Tally up how many lines in the listing below contain the string "title", and give only the total.

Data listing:

===============

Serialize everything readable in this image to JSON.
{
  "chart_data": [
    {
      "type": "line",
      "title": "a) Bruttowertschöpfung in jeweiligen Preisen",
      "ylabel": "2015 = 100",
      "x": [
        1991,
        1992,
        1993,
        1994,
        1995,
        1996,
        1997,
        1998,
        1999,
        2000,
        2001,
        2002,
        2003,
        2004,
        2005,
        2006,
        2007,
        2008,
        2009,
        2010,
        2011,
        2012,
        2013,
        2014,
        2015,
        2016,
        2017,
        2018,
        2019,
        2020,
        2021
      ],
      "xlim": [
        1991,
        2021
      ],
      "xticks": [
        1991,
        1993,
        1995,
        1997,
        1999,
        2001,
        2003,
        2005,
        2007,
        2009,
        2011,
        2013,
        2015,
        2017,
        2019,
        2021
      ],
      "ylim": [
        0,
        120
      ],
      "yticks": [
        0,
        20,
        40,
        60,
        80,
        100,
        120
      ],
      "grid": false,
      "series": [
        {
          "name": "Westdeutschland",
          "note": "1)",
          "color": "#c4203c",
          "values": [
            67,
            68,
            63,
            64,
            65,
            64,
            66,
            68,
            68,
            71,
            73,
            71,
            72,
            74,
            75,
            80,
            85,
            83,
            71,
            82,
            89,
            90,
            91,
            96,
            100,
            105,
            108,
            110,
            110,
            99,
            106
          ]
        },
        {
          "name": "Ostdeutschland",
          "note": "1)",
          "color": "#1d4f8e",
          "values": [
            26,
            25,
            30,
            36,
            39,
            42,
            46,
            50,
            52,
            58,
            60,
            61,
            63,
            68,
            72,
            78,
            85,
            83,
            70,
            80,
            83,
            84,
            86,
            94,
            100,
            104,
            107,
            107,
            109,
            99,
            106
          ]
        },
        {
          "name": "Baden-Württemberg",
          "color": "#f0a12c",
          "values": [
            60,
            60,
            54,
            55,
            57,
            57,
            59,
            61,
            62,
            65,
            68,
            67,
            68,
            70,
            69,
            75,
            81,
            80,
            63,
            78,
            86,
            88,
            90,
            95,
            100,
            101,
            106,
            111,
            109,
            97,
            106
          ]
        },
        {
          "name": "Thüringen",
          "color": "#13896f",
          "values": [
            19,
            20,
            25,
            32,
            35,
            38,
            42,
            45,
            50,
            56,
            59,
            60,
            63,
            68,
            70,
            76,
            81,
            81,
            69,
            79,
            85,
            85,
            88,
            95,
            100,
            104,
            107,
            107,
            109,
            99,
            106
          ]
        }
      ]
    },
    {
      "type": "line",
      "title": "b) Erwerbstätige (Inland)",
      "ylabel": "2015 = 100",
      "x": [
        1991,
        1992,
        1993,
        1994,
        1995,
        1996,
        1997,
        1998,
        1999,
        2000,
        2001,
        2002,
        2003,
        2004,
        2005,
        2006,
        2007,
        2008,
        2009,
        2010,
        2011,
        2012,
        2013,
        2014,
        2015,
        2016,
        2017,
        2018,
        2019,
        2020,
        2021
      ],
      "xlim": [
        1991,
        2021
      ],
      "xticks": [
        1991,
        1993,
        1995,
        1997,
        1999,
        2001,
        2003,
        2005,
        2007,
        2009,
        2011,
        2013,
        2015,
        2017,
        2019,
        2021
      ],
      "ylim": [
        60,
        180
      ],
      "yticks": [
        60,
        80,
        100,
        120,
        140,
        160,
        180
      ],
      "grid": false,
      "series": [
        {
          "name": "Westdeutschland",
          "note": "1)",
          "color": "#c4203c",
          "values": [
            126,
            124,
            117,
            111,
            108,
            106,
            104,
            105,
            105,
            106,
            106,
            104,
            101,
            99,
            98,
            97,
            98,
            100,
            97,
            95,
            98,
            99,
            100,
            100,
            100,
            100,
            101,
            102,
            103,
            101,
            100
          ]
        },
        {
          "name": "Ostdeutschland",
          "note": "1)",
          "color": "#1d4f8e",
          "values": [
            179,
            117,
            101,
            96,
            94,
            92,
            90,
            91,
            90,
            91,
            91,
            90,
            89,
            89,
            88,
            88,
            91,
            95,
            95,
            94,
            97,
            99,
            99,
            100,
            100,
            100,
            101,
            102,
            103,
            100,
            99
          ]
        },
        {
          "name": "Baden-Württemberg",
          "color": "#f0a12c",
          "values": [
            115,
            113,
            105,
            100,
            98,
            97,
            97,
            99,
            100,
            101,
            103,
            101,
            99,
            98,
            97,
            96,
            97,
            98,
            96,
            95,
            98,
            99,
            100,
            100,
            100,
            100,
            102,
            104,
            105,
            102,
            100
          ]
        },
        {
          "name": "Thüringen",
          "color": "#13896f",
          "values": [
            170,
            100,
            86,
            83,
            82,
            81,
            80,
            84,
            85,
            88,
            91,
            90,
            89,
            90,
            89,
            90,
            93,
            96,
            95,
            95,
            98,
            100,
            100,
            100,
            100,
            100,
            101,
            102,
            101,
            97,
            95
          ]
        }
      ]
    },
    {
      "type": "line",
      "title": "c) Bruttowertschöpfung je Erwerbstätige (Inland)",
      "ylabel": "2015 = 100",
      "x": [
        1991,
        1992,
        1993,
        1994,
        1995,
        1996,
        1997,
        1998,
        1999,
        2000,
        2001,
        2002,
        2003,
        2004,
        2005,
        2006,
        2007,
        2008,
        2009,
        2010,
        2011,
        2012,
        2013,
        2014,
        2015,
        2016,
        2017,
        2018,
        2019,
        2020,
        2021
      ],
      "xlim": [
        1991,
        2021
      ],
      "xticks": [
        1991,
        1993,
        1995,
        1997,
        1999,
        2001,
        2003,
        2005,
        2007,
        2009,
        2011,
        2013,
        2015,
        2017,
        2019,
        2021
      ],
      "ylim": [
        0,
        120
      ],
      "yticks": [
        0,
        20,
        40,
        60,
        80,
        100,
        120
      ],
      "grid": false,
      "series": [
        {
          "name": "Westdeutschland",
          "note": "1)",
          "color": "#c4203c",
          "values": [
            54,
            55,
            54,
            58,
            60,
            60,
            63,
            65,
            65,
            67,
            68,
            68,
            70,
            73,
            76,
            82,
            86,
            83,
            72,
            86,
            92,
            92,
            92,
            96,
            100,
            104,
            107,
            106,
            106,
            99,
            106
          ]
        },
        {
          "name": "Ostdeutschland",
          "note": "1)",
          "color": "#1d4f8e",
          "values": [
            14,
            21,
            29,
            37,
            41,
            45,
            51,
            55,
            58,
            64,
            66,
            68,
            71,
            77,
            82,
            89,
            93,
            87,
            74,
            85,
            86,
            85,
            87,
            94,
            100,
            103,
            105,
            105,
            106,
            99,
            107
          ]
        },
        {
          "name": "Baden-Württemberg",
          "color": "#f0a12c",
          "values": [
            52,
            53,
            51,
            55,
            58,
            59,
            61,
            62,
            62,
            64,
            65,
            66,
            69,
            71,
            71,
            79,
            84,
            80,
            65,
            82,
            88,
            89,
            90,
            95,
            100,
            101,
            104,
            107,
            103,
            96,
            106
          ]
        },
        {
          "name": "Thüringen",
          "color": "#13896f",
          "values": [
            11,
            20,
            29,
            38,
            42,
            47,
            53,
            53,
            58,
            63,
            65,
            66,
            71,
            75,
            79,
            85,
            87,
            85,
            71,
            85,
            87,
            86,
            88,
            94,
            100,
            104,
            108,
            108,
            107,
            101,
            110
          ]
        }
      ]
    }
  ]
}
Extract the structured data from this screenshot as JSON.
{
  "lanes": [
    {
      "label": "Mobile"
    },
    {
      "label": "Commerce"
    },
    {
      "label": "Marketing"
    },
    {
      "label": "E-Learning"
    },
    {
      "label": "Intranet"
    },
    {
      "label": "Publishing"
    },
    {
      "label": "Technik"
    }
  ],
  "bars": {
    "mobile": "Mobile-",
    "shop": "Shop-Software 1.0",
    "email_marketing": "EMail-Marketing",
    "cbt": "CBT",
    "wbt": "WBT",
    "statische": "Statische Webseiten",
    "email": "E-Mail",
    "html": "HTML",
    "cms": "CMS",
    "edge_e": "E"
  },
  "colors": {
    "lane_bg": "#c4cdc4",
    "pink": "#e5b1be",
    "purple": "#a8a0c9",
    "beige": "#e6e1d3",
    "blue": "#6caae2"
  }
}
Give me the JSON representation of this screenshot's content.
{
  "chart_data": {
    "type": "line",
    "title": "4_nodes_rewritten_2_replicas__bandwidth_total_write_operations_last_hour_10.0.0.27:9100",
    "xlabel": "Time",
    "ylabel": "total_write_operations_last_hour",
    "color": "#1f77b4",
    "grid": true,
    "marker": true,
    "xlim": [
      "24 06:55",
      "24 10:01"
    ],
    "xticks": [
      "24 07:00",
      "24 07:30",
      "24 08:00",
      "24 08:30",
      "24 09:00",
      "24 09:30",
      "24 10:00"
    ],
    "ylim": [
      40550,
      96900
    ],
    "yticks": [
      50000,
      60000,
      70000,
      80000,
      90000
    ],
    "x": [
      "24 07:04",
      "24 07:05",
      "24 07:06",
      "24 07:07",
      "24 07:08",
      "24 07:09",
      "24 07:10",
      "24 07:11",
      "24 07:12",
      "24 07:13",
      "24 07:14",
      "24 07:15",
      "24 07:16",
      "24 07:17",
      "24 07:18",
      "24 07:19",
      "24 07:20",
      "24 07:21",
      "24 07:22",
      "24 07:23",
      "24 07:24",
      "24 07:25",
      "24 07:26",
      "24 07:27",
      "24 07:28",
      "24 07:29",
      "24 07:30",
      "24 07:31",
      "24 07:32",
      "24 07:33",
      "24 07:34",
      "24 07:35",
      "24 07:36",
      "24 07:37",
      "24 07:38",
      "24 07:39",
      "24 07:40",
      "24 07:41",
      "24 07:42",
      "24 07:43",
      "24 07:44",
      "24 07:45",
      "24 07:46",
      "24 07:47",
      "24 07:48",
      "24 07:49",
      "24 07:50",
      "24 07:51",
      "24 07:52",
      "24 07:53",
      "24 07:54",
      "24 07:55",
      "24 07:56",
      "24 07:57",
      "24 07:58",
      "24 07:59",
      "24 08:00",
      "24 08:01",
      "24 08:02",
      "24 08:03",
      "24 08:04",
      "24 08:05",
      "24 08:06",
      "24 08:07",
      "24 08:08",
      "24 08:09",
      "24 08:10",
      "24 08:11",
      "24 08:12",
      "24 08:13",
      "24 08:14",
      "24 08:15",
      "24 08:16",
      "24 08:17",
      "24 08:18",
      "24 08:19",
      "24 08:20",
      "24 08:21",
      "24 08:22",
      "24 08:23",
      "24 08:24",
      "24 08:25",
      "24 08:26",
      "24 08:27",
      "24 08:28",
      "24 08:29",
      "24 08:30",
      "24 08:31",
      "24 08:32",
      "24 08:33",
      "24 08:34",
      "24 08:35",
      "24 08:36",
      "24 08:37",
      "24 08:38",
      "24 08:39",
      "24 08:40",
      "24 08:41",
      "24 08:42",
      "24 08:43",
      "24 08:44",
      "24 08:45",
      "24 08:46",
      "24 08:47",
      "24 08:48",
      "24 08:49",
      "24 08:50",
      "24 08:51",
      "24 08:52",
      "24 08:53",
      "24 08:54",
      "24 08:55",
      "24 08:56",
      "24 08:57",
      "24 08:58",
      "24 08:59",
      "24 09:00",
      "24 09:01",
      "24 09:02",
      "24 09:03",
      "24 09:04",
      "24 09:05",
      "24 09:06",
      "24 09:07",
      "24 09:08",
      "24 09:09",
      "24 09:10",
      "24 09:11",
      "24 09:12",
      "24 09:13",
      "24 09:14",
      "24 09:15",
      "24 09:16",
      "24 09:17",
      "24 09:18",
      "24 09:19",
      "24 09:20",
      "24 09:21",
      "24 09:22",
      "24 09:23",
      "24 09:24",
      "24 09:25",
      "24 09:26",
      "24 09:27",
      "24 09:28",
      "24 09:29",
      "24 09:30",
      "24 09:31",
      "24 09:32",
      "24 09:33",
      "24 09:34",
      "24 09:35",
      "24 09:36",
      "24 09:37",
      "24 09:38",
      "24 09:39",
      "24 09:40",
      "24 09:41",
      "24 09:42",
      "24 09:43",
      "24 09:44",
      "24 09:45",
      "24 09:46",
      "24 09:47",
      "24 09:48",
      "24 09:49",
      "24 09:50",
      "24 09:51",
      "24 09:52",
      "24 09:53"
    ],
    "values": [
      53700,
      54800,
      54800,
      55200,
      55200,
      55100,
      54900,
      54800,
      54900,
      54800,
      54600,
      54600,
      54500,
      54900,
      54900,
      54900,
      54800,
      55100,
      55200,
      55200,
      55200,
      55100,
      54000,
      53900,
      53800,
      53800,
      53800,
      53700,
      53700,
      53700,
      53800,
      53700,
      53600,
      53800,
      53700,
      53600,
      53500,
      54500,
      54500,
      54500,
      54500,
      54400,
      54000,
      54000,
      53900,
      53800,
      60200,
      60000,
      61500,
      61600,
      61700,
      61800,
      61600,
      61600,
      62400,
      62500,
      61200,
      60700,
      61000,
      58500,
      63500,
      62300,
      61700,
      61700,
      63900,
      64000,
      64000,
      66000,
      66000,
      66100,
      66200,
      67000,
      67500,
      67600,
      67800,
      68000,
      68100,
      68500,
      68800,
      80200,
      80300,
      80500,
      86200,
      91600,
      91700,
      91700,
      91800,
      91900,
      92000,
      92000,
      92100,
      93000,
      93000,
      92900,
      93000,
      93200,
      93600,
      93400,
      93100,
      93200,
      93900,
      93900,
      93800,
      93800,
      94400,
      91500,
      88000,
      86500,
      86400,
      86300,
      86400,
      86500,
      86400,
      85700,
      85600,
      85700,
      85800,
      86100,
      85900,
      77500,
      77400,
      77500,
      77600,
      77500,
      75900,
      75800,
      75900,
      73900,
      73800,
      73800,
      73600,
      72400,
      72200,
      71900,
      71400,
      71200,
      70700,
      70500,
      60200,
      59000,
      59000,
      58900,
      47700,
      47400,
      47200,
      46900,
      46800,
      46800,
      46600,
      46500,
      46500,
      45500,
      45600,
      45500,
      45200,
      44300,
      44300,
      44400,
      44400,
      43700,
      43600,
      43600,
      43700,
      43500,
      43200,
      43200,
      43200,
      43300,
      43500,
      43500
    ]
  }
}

===============

• **EXPECTED ANSWER**
4